** Begin PROVIDED MATERIAL **
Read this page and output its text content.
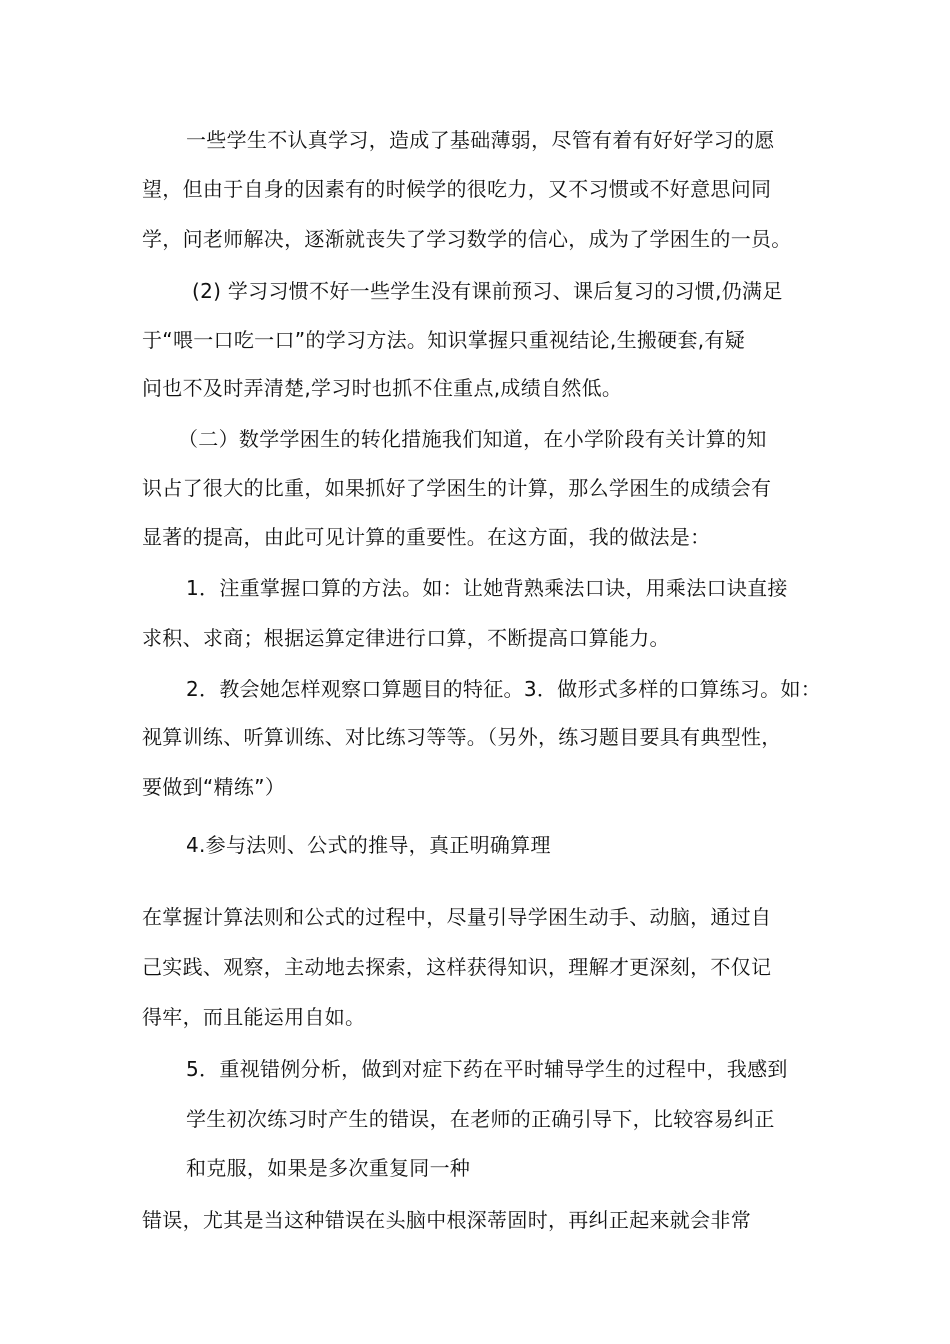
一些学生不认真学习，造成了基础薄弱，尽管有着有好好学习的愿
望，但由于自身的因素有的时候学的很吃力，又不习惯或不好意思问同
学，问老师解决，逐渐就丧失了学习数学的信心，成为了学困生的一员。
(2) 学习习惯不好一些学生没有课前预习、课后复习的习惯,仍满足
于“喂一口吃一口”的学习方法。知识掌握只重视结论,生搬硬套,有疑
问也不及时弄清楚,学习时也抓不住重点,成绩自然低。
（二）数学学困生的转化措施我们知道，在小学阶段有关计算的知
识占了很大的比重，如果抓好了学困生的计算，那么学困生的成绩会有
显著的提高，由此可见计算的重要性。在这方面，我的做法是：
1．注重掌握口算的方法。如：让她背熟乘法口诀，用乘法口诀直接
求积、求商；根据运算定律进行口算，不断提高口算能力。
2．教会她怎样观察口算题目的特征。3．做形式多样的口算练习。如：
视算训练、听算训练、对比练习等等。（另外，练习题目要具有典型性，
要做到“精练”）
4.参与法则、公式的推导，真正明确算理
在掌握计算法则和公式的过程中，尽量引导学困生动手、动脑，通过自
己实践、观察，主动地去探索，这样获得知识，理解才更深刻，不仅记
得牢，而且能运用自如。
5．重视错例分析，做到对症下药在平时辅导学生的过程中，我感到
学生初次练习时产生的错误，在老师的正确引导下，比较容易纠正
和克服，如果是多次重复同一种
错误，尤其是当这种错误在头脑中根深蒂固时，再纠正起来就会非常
** End PROVIDED MATERIAL **
** Begin PROVIDED MATERIAL **
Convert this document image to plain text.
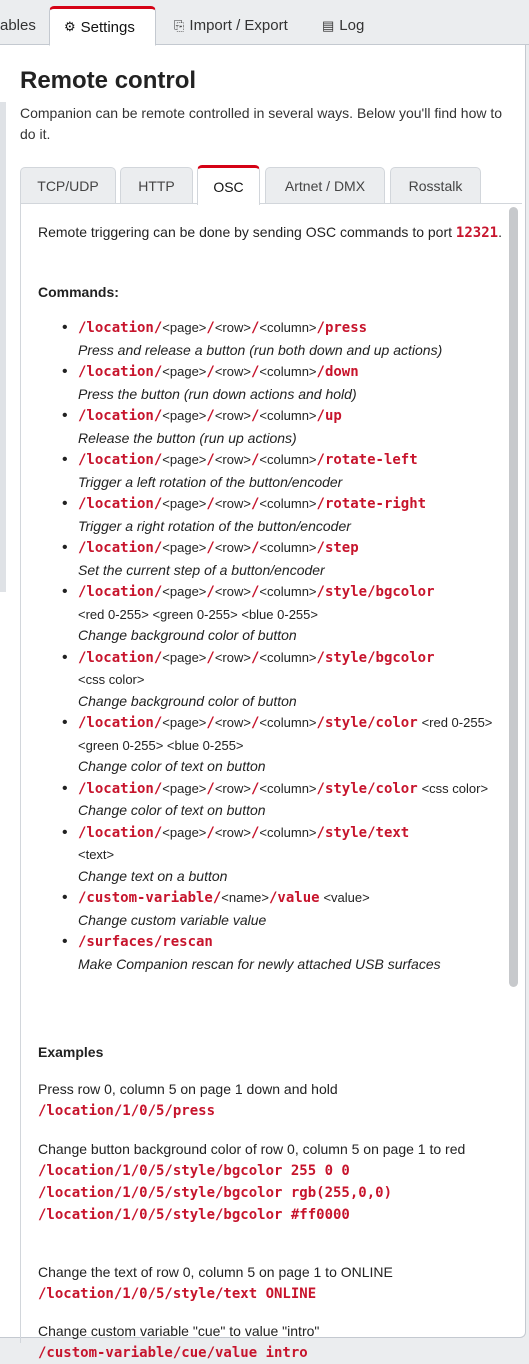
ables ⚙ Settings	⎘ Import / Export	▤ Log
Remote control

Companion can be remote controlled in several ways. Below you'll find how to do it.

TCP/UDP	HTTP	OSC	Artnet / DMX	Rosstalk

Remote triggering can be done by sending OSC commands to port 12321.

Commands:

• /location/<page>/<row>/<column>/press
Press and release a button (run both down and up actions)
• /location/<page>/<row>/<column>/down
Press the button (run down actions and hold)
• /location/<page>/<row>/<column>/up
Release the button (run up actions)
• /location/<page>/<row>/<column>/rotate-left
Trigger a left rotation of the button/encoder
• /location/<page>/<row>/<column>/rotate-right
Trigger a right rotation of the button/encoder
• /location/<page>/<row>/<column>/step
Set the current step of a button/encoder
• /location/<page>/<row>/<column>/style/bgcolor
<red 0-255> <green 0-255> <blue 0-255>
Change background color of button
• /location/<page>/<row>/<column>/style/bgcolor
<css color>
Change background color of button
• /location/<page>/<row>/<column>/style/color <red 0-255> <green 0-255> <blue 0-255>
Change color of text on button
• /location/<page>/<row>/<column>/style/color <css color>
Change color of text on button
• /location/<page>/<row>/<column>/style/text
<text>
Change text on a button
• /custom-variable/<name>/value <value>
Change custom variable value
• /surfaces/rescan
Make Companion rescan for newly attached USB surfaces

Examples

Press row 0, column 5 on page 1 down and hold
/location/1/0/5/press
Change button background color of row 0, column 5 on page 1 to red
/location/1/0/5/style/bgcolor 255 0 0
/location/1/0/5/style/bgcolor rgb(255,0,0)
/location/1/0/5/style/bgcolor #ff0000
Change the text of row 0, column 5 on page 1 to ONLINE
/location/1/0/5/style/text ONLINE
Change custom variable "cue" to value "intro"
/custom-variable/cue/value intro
** End PROVIDED MATERIAL **
** Begin PROVIDED MATERIAL **
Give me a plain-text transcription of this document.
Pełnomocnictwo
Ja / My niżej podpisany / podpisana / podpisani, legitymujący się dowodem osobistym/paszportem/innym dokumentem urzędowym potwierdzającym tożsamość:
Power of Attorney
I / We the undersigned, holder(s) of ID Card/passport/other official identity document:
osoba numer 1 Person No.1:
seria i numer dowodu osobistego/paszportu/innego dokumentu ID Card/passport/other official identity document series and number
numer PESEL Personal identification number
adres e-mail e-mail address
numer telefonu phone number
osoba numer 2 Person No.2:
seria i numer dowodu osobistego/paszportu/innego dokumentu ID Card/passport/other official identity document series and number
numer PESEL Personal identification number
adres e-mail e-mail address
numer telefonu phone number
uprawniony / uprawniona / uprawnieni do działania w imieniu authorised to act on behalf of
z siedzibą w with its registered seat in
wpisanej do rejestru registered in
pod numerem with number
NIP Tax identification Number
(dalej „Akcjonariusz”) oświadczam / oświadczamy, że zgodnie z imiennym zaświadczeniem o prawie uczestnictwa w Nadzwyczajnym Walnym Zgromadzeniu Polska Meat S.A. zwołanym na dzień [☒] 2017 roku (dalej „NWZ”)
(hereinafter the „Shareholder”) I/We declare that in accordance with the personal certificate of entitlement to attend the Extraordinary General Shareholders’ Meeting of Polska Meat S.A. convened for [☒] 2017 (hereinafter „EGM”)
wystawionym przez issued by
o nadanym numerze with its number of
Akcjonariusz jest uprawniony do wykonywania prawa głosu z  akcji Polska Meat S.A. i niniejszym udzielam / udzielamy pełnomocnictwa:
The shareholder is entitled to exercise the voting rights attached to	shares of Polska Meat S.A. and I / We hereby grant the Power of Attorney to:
** End PROVIDED MATERIAL **
- [EXERCISE OBJECTIVE] What is the number of lines holding the word "text"? State it alone.

- [EXERCISE SOLUTION] 10